Given records »
# # #

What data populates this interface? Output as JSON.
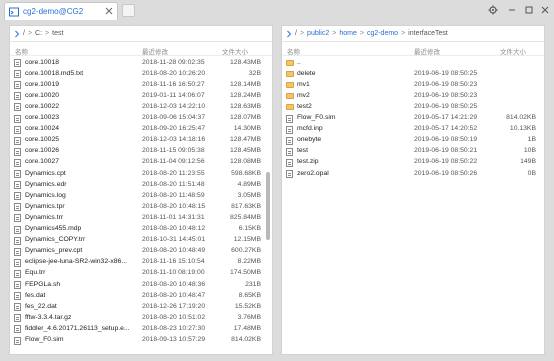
{
  "window": {
    "tab_title": "cg2-demo@CG2",
    "icons": {
      "tab": "terminal-icon",
      "close": "close-icon",
      "settings": "gear-icon",
      "minimize": "minimize-icon",
      "maximize": "maximize-icon"
    }
  },
  "left_pane": {
    "path": {
      "root": "/",
      "drive": "C:",
      "folder": "test"
    },
    "columns": {
      "name": "名称",
      "date": "最近修改",
      "size": "文件大小"
    },
    "files": [
      {
        "name": "core.10018",
        "date": "2018-11-28 09:02:35",
        "size": "128.43MB",
        "type": "file"
      },
      {
        "name": "core.10018.md5.txt",
        "date": "2018-08-20 10:26:20",
        "size": "32B",
        "type": "file"
      },
      {
        "name": "core.10019",
        "date": "2018-11-16 16:50:27",
        "size": "128.14MB",
        "type": "file"
      },
      {
        "name": "core.10020",
        "date": "2019-01-11 14:06:07",
        "size": "128.24MB",
        "type": "file"
      },
      {
        "name": "core.10022",
        "date": "2018-12-03 14:22:10",
        "size": "128.63MB",
        "type": "file"
      },
      {
        "name": "core.10023",
        "date": "2018-09-06 15:04:37",
        "size": "128.07MB",
        "type": "file"
      },
      {
        "name": "core.10024",
        "date": "2018-09-20 16:25:47",
        "size": "14.30MB",
        "type": "file"
      },
      {
        "name": "core.10025",
        "date": "2018-12-03 14:18:16",
        "size": "128.47MB",
        "type": "file"
      },
      {
        "name": "core.10026",
        "date": "2018-11-15 09:05:38",
        "size": "128.45MB",
        "type": "file"
      },
      {
        "name": "core.10027",
        "date": "2018-11-04 09:12:56",
        "size": "128.08MB",
        "type": "file"
      },
      {
        "name": "Dynamics.cpt",
        "date": "2018-08-20 11:23:55",
        "size": "598.68KB",
        "type": "file"
      },
      {
        "name": "Dynamics.edr",
        "date": "2018-08-20 11:51:48",
        "size": "4.89MB",
        "type": "file"
      },
      {
        "name": "Dynamics.log",
        "date": "2018-08-20 11:48:59",
        "size": "3.05MB",
        "type": "file"
      },
      {
        "name": "Dynamics.tpr",
        "date": "2018-08-20 10:48:15",
        "size": "817.63KB",
        "type": "file"
      },
      {
        "name": "Dynamics.trr",
        "date": "2018-11-01 14:31:31",
        "size": "825.84MB",
        "type": "file"
      },
      {
        "name": "Dynamics455.mdp",
        "date": "2018-08-20 10:48:12",
        "size": "6.15KB",
        "type": "file"
      },
      {
        "name": "Dynamics_COPY.trr",
        "date": "2018-10-31 14:45:01",
        "size": "12.15MB",
        "type": "file"
      },
      {
        "name": "Dynamics_prev.cpt",
        "date": "2018-08-20 10:48:49",
        "size": "600.27KB",
        "type": "file"
      },
      {
        "name": "eclipse-jee-luna-SR2-win32-x86...",
        "date": "2018-11-16 15:10:54",
        "size": "8.22MB",
        "type": "file"
      },
      {
        "name": "Equ.trr",
        "date": "2018-11-10 08:19:00",
        "size": "174.50MB",
        "type": "file"
      },
      {
        "name": "FEPGLa.sh",
        "date": "2018-08-20 10:48:36",
        "size": "231B",
        "type": "file"
      },
      {
        "name": "fes.dat",
        "date": "2018-08-20 10:48:47",
        "size": "8.65KB",
        "type": "file"
      },
      {
        "name": "fes_22.dat",
        "date": "2018-12-26 17:19:20",
        "size": "15.52KB",
        "type": "file"
      },
      {
        "name": "fftw-3.3.4.tar.gz",
        "date": "2018-08-20 10:51:02",
        "size": "3.76MB",
        "type": "file"
      },
      {
        "name": "fiddler_4.6.20171.26113_setup.e...",
        "date": "2018-08-23 10:27:30",
        "size": "17.48MB",
        "type": "file"
      },
      {
        "name": "Flow_F0.sim",
        "date": "2018-09-13 10:57:29",
        "size": "814.02KB",
        "type": "file"
      }
    ]
  },
  "right_pane": {
    "path": {
      "root": "/",
      "segments": [
        "public2",
        "home",
        "cg2-demo",
        "interfaceTest"
      ]
    },
    "columns": {
      "name": "名称",
      "date": "最近修改",
      "size": "文件大小"
    },
    "files": [
      {
        "name": "..",
        "date": "",
        "size": "",
        "type": "folder"
      },
      {
        "name": "delete",
        "date": "2019-06-19 08:50:25",
        "size": "",
        "type": "folder"
      },
      {
        "name": "mv1",
        "date": "2019-06-19 08:50:23",
        "size": "",
        "type": "folder"
      },
      {
        "name": "mv2",
        "date": "2019-06-19 08:50:23",
        "size": "",
        "type": "folder"
      },
      {
        "name": "test2",
        "date": "2019-06-19 08:50:25",
        "size": "",
        "type": "folder"
      },
      {
        "name": "Flow_F0.sim",
        "date": "2019-05-17 14:21:29",
        "size": "814.02KB",
        "type": "file"
      },
      {
        "name": "mcfd.inp",
        "date": "2019-05-17 14:20:52",
        "size": "10.13KB",
        "type": "file"
      },
      {
        "name": "onebyte",
        "date": "2019-06-19 08:50:19",
        "size": "1B",
        "type": "file"
      },
      {
        "name": "test",
        "date": "2019-06-19 08:50:21",
        "size": "10B",
        "type": "file"
      },
      {
        "name": "test.zip",
        "date": "2019-06-19 08:50:22",
        "size": "149B",
        "type": "file"
      },
      {
        "name": "zero2.opal",
        "date": "2019-06-19 08:50:26",
        "size": "0B",
        "type": "file"
      }
    ]
  }
}
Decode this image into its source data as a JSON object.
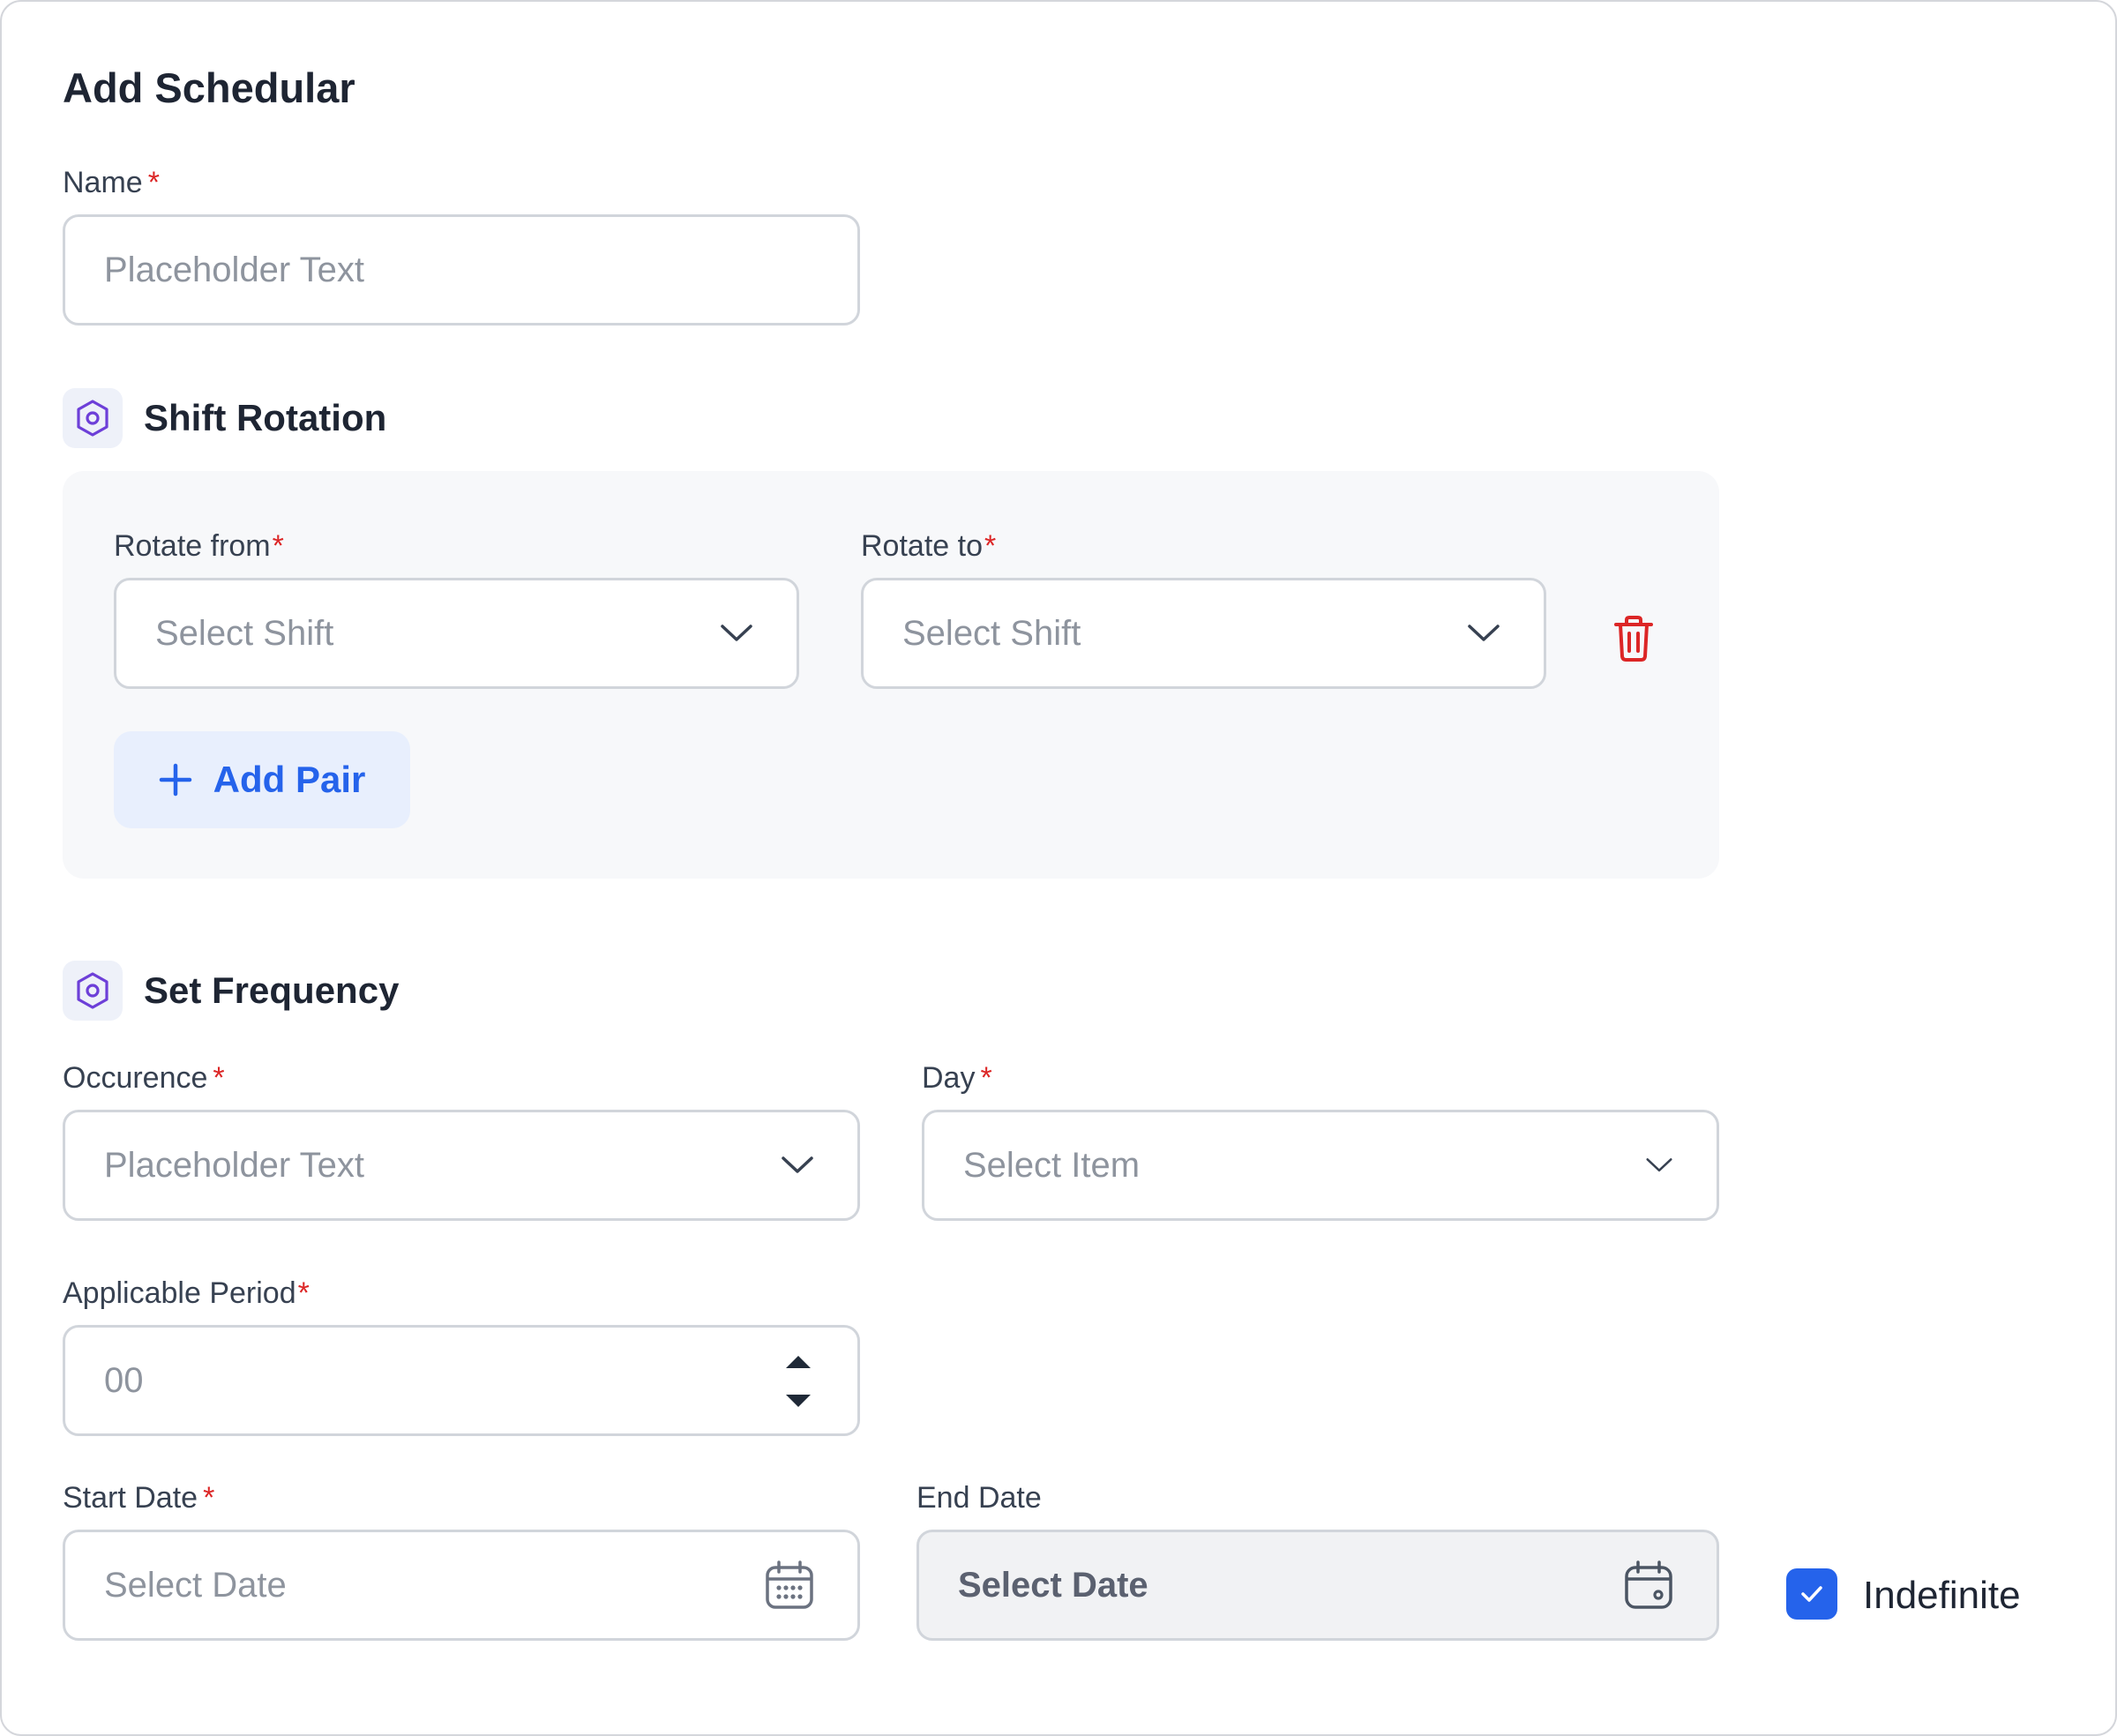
{
  "page": {
    "title": "Add Schedular"
  },
  "name_field": {
    "label": "Name",
    "required": "*",
    "placeholder": "Placeholder Text"
  },
  "shift_rotation": {
    "title": "Shift Rotation",
    "icon": "hexagon-settings-icon",
    "rotate_from": {
      "label": "Rotate from",
      "required": "*",
      "placeholder": "Select Shift"
    },
    "rotate_to": {
      "label": "Rotate to",
      "required": "*",
      "placeholder": "Select Shift"
    },
    "delete_icon": "trash-icon",
    "add_pair_label": "Add Pair"
  },
  "frequency": {
    "title": "Set Frequency",
    "icon": "hexagon-settings-icon",
    "occurence": {
      "label": "Occurence",
      "required": "*",
      "placeholder": "Placeholder Text"
    },
    "day": {
      "label": "Day",
      "required": "*",
      "placeholder": "Select Item"
    },
    "applicable_period": {
      "label": "Applicable Period",
      "required": "*",
      "placeholder": "00"
    },
    "start_date": {
      "label": "Start Date",
      "required": "*",
      "placeholder": "Select Date"
    },
    "end_date": {
      "label": "End Date",
      "placeholder": "Select Date"
    },
    "indefinite": {
      "label": "Indefinite",
      "checked": true
    }
  },
  "colors": {
    "accent": "#2563eb",
    "required": "#dc2626",
    "icon_purple": "#6d3fd8",
    "panel_bg": "#f7f8fa"
  }
}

# # #

Exercise task » Every record above should come back exactly, but without its pictures.

Expected answer »
What data populates this interface? Output as JSON.
{
  "window": {
    "tab_title": "cg2-demo@CG2",
    "icons": {
      "tab": "terminal-icon",
      "close": "close-icon",
      "settings": "gear-icon",
      "minimize": "minimize-icon",
      "maximize": "maximize-icon"
    }
  },
  "left_pane": {
    "path": {
      "root": "/",
      "drive": "C:",
      "folder": "test"
    },
    "columns": {
      "name": "名称",
      "date": "最近修改",
      "size": "文件大小"
    },
    "files": [
      {
        "name": "core.10018",
        "date": "2018-11-28 09:02:35",
        "size": "128.43MB",
        "type": "file"
      },
      {
        "name": "core.10018.md5.txt",
        "date": "2018-08-20 10:26:20",
        "size": "32B",
        "type": "file"
      },
      {
        "name": "core.10019",
        "date": "2018-11-16 16:50:27",
        "size": "128.14MB",
        "type": "file"
      },
      {
        "name": "core.10020",
        "date": "2019-01-11 14:06:07",
        "size": "128.24MB",
        "type": "file"
      },
      {
        "name": "core.10022",
        "date": "2018-12-03 14:22:10",
        "size": "128.63MB",
        "type": "file"
      },
      {
        "name": "core.10023",
        "date": "2018-09-06 15:04:37",
        "size": "128.07MB",
        "type": "file"
      },
      {
        "name": "core.10024",
        "date": "2018-09-20 16:25:47",
        "size": "14.30MB",
        "type": "file"
      },
      {
        "name": "core.10025",
        "date": "2018-12-03 14:18:16",
        "size": "128.47MB",
        "type": "file"
      },
      {
        "name": "core.10026",
        "date": "2018-11-15 09:05:38",
        "size": "128.45MB",
        "type": "file"
      },
      {
        "name": "core.10027",
        "date": "2018-11-04 09:12:56",
        "size": "128.08MB",
        "type": "file"
      },
      {
        "name": "Dynamics.cpt",
        "date": "2018-08-20 11:23:55",
        "size": "598.68KB",
        "type": "file"
      },
      {
        "name": "Dynamics.edr",
        "date": "2018-08-20 11:51:48",
        "size": "4.89MB",
        "type": "file"
      },
      {
        "name": "Dynamics.log",
        "date": "2018-08-20 11:48:59",
        "size": "3.05MB",
        "type": "file"
      },
      {
        "name": "Dynamics.tpr",
        "date": "2018-08-20 10:48:15",
        "size": "817.63KB",
        "type": "file"
      },
      {
        "name": "Dynamics.trr",
        "date": "2018-11-01 14:31:31",
        "size": "825.84MB",
        "type": "file"
      },
      {
        "name": "Dynamics455.mdp",
        "date": "2018-08-20 10:48:12",
        "size": "6.15KB",
        "type": "file"
      },
      {
        "name": "Dynamics_COPY.trr",
        "date": "2018-10-31 14:45:01",
        "size": "12.15MB",
        "type": "file"
      },
      {
        "name": "Dynamics_prev.cpt",
        "date": "2018-08-20 10:48:49",
        "size": "600.27KB",
        "type": "file"
      },
      {
        "name": "eclipse-jee-luna-SR2-win32-x86...",
        "date": "2018-11-16 15:10:54",
        "size": "8.22MB",
        "type": "file"
      },
      {
        "name": "Equ.trr",
        "date": "2018-11-10 08:19:00",
        "size": "174.50MB",
        "type": "file"
      },
      {
        "name": "FEPGLa.sh",
        "date": "2018-08-20 10:48:36",
        "size": "231B",
        "type": "file"
      },
      {
        "name": "fes.dat",
        "date": "2018-08-20 10:48:47",
        "size": "8.65KB",
        "type": "file"
      },
      {
        "name": "fes_22.dat",
        "date": "2018-12-26 17:19:20",
        "size": "15.52KB",
        "type": "file"
      },
      {
        "name": "fftw-3.3.4.tar.gz",
        "date": "2018-08-20 10:51:02",
        "size": "3.76MB",
        "type": "file"
      },
      {
        "name": "fiddler_4.6.20171.26113_setup.e...",
        "date": "2018-08-23 10:27:30",
        "size": "17.48MB",
        "type": "file"
      },
      {
        "name": "Flow_F0.sim",
        "date": "2018-09-13 10:57:29",
        "size": "814.02KB",
        "type": "file"
      }
    ]
  },
  "right_pane": {
    "path": {
      "root": "/",
      "segments": [
        "public2",
        "home",
        "cg2-demo",
        "interfaceTest"
      ]
    },
    "columns": {
      "name": "名称",
      "date": "最近修改",
      "size": "文件大小"
    },
    "files": [
      {
        "name": "..",
        "date": "",
        "size": "",
        "type": "folder"
      },
      {
        "name": "delete",
        "date": "2019-06-19 08:50:25",
        "size": "",
        "type": "folder"
      },
      {
        "name": "mv1",
        "date": "2019-06-19 08:50:23",
        "size": "",
        "type": "folder"
      },
      {
        "name": "mv2",
        "date": "2019-06-19 08:50:23",
        "size": "",
        "type": "folder"
      },
      {
        "name": "test2",
        "date": "2019-06-19 08:50:25",
        "size": "",
        "type": "folder"
      },
      {
        "name": "Flow_F0.sim",
        "date": "2019-05-17 14:21:29",
        "size": "814.02KB",
        "type": "file"
      },
      {
        "name": "mcfd.inp",
        "date": "2019-05-17 14:20:52",
        "size": "10.13KB",
        "type": "file"
      },
      {
        "name": "onebyte",
        "date": "2019-06-19 08:50:19",
        "size": "1B",
        "type": "file"
      },
      {
        "name": "test",
        "date": "2019-06-19 08:50:21",
        "size": "10B",
        "type": "file"
      },
      {
        "name": "test.zip",
        "date": "2019-06-19 08:50:22",
        "size": "149B",
        "type": "file"
      },
      {
        "name": "zero2.opal",
        "date": "2019-06-19 08:50:26",
        "size": "0B",
        "type": "file"
      }
    ]
  }
}
Decode this image into its source data as a JSON object.
{
  "page": {
    "title": "Add Schedular"
  },
  "name_field": {
    "label": "Name",
    "required": "*",
    "placeholder": "Placeholder Text"
  },
  "shift_rotation": {
    "title": "Shift Rotation",
    "icon": "hexagon-settings-icon",
    "rotate_from": {
      "label": "Rotate from",
      "required": "*",
      "placeholder": "Select Shift"
    },
    "rotate_to": {
      "label": "Rotate to",
      "required": "*",
      "placeholder": "Select Shift"
    },
    "delete_icon": "trash-icon",
    "add_pair_label": "Add Pair"
  },
  "frequency": {
    "title": "Set Frequency",
    "icon": "hexagon-settings-icon",
    "occurence": {
      "label": "Occurence",
      "required": "*",
      "placeholder": "Placeholder Text"
    },
    "day": {
      "label": "Day",
      "required": "*",
      "placeholder": "Select Item"
    },
    "applicable_period": {
      "label": "Applicable Period",
      "required": "*",
      "placeholder": "00"
    },
    "start_date": {
      "label": "Start Date",
      "required": "*",
      "placeholder": "Select Date"
    },
    "end_date": {
      "label": "End Date",
      "placeholder": "Select Date"
    },
    "indefinite": {
      "label": "Indefinite",
      "checked": true
    }
  },
  "colors": {
    "accent": "#2563eb",
    "required": "#dc2626",
    "icon_purple": "#6d3fd8",
    "panel_bg": "#f7f8fa"
  }
}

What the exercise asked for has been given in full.